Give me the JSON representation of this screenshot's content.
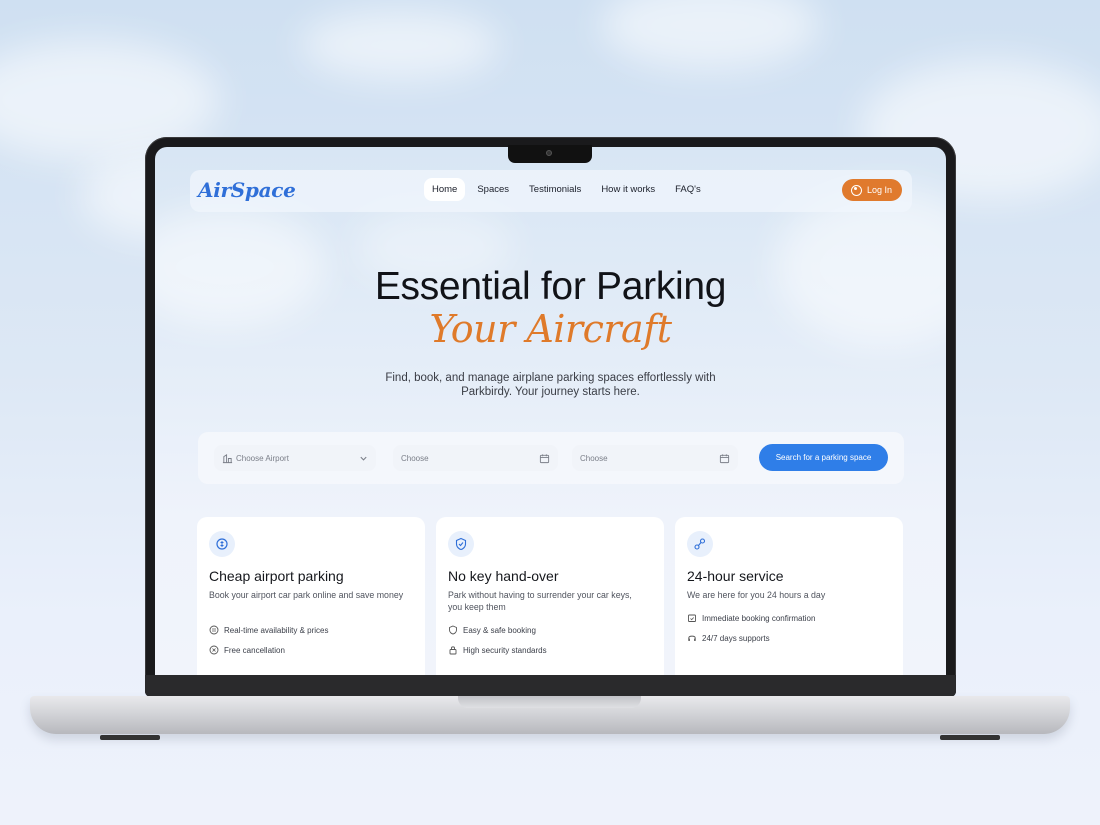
{
  "nav": {
    "logo": "AirSpace",
    "items": [
      "Home",
      "Spaces",
      "Testimonials",
      "How it works",
      "FAQ's"
    ],
    "active": "Home",
    "login_label": "Log In"
  },
  "hero": {
    "title": "Essential for Parking",
    "subtitle": "Your Aircraft",
    "description": "Find, book, and manage airplane parking spaces effortlessly with Parkbirdy. Your journey starts here."
  },
  "search": {
    "airport_placeholder": "Choose Airport",
    "date_from_placeholder": "Choose",
    "date_to_placeholder": "Choose",
    "button_label": "Search for a parking space"
  },
  "cards": [
    {
      "icon": "coin-icon",
      "title": "Cheap airport parking",
      "description": "Book your airport car park online and save money",
      "features": [
        {
          "icon": "price-tag-icon",
          "label": "Real-time availability & prices"
        },
        {
          "icon": "cancel-circle-icon",
          "label": "Free cancellation"
        }
      ]
    },
    {
      "icon": "shield-check-icon",
      "title": "No key hand-over",
      "description": "Park without having to surrender your car keys, you keep them",
      "features": [
        {
          "icon": "shield-icon",
          "label": "Easy & safe booking"
        },
        {
          "icon": "lock-icon",
          "label": "High security standards"
        }
      ]
    },
    {
      "icon": "route-icon",
      "title": "24-hour service",
      "description": "We are here for you 24 hours a day",
      "features": [
        {
          "icon": "calendar-check-icon",
          "label": "Immediate booking confirmation"
        },
        {
          "icon": "headset-icon",
          "label": "24/7 days supports"
        }
      ]
    }
  ],
  "colors": {
    "brand_blue": "#2f6fd8",
    "accent_orange": "#e07a2d",
    "button_blue": "#2f7ee8"
  }
}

+ + + + + + +

— WRITTEN EXERCISE —
Copy out all of the material exactly as written, without its pictures.

— RESULT —
Give me the JSON representation of this screenshot's content.
{
  "nav": {
    "logo": "AirSpace",
    "items": [
      "Home",
      "Spaces",
      "Testimonials",
      "How it works",
      "FAQ's"
    ],
    "active": "Home",
    "login_label": "Log In"
  },
  "hero": {
    "title": "Essential for Parking",
    "subtitle": "Your Aircraft",
    "description": "Find, book, and manage airplane parking spaces effortlessly with Parkbirdy. Your journey starts here."
  },
  "search": {
    "airport_placeholder": "Choose Airport",
    "date_from_placeholder": "Choose",
    "date_to_placeholder": "Choose",
    "button_label": "Search for a parking space"
  },
  "cards": [
    {
      "icon": "coin-icon",
      "title": "Cheap airport parking",
      "description": "Book your airport car park online and save money",
      "features": [
        {
          "icon": "price-tag-icon",
          "label": "Real-time availability & prices"
        },
        {
          "icon": "cancel-circle-icon",
          "label": "Free cancellation"
        }
      ]
    },
    {
      "icon": "shield-check-icon",
      "title": "No key hand-over",
      "description": "Park without having to surrender your car keys, you keep them",
      "features": [
        {
          "icon": "shield-icon",
          "label": "Easy & safe booking"
        },
        {
          "icon": "lock-icon",
          "label": "High security standards"
        }
      ]
    },
    {
      "icon": "route-icon",
      "title": "24-hour service",
      "description": "We are here for you 24 hours a day",
      "features": [
        {
          "icon": "calendar-check-icon",
          "label": "Immediate booking confirmation"
        },
        {
          "icon": "headset-icon",
          "label": "24/7 days supports"
        }
      ]
    }
  ],
  "colors": {
    "brand_blue": "#2f6fd8",
    "accent_orange": "#e07a2d",
    "button_blue": "#2f7ee8"
  }
}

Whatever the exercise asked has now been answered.